* AIM OF THE TASK *
Show every line below where "цокольные" can be found.

* AVAILABLE DATA *
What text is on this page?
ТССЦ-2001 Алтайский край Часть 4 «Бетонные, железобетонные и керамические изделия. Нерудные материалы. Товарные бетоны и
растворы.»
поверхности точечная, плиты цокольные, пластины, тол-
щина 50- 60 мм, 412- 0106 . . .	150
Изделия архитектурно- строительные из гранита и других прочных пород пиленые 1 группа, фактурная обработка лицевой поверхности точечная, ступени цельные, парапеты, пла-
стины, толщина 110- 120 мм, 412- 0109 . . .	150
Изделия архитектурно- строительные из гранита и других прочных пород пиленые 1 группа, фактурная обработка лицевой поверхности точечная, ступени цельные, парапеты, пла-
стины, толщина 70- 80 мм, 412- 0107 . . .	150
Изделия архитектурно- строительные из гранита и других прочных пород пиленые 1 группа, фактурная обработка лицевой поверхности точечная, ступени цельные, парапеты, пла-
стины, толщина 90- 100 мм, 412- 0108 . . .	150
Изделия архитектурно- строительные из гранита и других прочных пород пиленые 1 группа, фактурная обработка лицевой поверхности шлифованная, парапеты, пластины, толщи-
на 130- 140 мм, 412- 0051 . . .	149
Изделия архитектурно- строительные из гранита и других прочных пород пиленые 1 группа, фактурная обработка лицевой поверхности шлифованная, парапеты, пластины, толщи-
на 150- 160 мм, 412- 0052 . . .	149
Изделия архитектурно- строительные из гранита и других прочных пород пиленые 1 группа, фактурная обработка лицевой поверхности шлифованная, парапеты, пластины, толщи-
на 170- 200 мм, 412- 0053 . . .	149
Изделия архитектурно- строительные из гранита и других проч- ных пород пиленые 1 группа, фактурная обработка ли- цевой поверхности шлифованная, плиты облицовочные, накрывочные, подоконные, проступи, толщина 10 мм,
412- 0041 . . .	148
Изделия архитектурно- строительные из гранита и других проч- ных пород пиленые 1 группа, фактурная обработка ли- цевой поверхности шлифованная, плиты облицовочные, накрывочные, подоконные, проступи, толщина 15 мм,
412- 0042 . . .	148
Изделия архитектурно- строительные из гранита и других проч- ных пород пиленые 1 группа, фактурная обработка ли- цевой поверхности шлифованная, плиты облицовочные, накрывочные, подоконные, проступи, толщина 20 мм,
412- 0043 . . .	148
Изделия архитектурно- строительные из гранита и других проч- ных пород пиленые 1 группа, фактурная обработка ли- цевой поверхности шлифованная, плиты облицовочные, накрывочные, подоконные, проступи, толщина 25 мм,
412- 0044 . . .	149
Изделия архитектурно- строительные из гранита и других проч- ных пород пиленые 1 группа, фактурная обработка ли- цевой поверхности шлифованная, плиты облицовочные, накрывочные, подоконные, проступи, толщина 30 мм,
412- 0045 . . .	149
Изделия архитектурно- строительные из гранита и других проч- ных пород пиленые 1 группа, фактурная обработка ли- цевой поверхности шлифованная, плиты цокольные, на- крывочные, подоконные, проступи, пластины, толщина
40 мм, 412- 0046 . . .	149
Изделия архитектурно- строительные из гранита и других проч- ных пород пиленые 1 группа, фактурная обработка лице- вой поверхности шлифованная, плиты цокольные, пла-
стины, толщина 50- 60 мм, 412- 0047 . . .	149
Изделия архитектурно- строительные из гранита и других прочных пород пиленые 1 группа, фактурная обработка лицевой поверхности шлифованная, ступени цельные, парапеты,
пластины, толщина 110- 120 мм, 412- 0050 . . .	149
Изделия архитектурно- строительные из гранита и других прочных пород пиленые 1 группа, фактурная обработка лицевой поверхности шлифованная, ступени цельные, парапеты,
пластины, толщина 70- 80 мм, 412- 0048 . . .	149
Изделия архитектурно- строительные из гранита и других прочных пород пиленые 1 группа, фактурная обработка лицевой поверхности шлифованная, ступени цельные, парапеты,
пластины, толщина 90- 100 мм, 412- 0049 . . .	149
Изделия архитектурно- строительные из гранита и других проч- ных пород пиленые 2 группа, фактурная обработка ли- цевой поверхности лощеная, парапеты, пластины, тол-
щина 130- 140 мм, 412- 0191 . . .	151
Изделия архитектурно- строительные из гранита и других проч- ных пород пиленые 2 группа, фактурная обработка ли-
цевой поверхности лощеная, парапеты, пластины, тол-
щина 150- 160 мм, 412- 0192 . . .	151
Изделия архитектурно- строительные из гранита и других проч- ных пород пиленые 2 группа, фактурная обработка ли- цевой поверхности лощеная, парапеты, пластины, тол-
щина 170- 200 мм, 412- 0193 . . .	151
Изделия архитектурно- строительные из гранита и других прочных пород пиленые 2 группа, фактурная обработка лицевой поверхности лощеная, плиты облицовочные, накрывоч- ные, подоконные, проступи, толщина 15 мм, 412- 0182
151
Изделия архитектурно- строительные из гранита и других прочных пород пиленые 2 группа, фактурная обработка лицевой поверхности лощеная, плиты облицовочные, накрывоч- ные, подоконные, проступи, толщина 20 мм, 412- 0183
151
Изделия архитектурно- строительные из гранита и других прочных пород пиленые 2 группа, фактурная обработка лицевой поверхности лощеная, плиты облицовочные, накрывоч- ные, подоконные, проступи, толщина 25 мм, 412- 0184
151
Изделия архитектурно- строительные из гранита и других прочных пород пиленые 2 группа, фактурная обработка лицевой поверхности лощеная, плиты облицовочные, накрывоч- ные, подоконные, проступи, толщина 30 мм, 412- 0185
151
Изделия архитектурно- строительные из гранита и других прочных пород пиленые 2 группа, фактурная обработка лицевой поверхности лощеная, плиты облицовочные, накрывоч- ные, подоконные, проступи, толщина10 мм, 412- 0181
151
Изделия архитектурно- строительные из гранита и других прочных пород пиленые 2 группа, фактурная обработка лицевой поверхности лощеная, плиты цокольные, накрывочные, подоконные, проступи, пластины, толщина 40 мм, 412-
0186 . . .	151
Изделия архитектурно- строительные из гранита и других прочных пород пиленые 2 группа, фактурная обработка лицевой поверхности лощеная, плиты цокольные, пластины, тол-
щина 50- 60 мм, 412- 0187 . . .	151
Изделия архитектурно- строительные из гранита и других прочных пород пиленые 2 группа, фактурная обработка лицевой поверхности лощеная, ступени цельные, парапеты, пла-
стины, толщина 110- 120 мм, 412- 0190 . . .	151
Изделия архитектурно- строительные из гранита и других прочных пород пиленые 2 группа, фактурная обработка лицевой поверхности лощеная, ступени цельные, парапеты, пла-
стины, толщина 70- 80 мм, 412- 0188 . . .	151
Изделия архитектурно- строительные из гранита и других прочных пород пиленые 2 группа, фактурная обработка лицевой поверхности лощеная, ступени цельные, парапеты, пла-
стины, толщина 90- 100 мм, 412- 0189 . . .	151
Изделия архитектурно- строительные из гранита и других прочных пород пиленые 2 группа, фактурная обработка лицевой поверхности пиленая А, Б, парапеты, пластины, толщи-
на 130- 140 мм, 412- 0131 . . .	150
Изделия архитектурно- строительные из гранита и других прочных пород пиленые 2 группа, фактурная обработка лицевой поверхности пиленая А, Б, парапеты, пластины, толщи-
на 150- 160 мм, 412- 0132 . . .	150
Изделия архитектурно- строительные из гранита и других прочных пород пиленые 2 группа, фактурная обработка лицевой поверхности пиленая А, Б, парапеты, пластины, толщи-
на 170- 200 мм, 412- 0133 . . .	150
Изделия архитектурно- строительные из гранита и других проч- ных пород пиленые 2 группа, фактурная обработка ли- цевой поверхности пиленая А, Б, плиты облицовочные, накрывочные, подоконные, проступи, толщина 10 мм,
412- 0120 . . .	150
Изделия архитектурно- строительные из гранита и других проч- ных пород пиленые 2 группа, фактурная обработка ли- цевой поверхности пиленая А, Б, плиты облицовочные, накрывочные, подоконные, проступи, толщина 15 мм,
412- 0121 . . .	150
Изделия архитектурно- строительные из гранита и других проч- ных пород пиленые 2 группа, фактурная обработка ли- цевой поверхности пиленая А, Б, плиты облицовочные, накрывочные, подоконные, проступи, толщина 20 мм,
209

* FINAL ANSWER *
поверхности точечная, плиты цокольные, пластины, тол-
Изделия архитектурно- строительные из гранита и других проч- ных пород пиленые 1 группа, фактурная обработка ли- цевой поверхности шлифованная, плиты цокольные, на- крывочные, подоконные, проступи, пластины, толщина
Изделия архитектурно- строительные из гранита и других проч- ных пород пиленые 1 группа, фактурная обработка лице- вой поверхности шлифованная, плиты цокольные, пла-
Изделия архитектурно- строительные из гранита и других прочных пород пиленые 2 группа, фактурная обработка лицевой поверхности лощеная, плиты цокольные, накрывочные, подоконные, проступи, пластины, толщина 40 мм, 412-
Изделия архитектурно- строительные из гранита и других прочных пород пиленые 2 группа, фактурная обработка лицевой поверхности лощеная, плиты цокольные, пластины, тол-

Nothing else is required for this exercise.